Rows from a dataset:
□ □ □ □

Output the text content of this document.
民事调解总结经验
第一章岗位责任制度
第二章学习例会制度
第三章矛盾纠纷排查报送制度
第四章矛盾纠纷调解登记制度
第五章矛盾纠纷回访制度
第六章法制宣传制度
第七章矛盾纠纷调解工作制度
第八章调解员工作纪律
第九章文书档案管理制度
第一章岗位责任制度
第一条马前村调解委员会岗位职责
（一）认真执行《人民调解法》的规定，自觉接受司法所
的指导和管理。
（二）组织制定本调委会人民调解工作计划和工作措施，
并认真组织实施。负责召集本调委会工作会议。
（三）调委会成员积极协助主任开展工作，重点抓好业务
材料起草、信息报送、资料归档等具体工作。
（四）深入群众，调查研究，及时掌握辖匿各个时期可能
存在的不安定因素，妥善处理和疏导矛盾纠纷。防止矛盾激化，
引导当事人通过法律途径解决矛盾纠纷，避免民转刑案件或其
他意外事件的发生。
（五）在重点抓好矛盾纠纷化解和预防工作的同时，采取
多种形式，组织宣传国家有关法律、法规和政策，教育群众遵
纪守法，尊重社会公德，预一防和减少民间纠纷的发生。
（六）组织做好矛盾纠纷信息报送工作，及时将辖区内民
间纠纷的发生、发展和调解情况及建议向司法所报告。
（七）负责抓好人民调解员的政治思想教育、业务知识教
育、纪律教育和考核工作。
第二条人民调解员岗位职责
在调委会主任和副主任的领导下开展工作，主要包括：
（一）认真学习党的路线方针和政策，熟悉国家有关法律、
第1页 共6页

□ □ □ □

◆ Work instructions
Repeat every line of the material exactly as given.

◆ Answer to this task
Output the text content of this document.
民事调解总结经验
第一章岗位责任制度
第二章学习例会制度
第三章矛盾纠纷排查报送制度
第四章矛盾纠纷调解登记制度
第五章矛盾纠纷回访制度
第六章法制宣传制度
第七章矛盾纠纷调解工作制度
第八章调解员工作纪律
第九章文书档案管理制度
第一章岗位责任制度
第一条马前村调解委员会岗位职责
（一）认真执行《人民调解法》的规定，自觉接受司法所
的指导和管理。
（二）组织制定本调委会人民调解工作计划和工作措施，
并认真组织实施。负责召集本调委会工作会议。
（三）调委会成员积极协助主任开展工作，重点抓好业务
材料起草、信息报送、资料归档等具体工作。
（四）深入群众，调查研究，及时掌握辖匿各个时期可能
存在的不安定因素，妥善处理和疏导矛盾纠纷。防止矛盾激化，
引导当事人通过法律途径解决矛盾纠纷，避免民转刑案件或其
他意外事件的发生。
（五）在重点抓好矛盾纠纷化解和预防工作的同时，采取
多种形式，组织宣传国家有关法律、法规和政策，教育群众遵
纪守法，尊重社会公德，预一防和减少民间纠纷的发生。
（六）组织做好矛盾纠纷信息报送工作，及时将辖区内民
间纠纷的发生、发展和调解情况及建议向司法所报告。
（七）负责抓好人民调解员的政治思想教育、业务知识教
育、纪律教育和考核工作。
第二条人民调解员岗位职责
在调委会主任和副主任的领导下开展工作，主要包括：
（一）认真学习党的路线方针和政策，熟悉国家有关法律、
第1页 共6页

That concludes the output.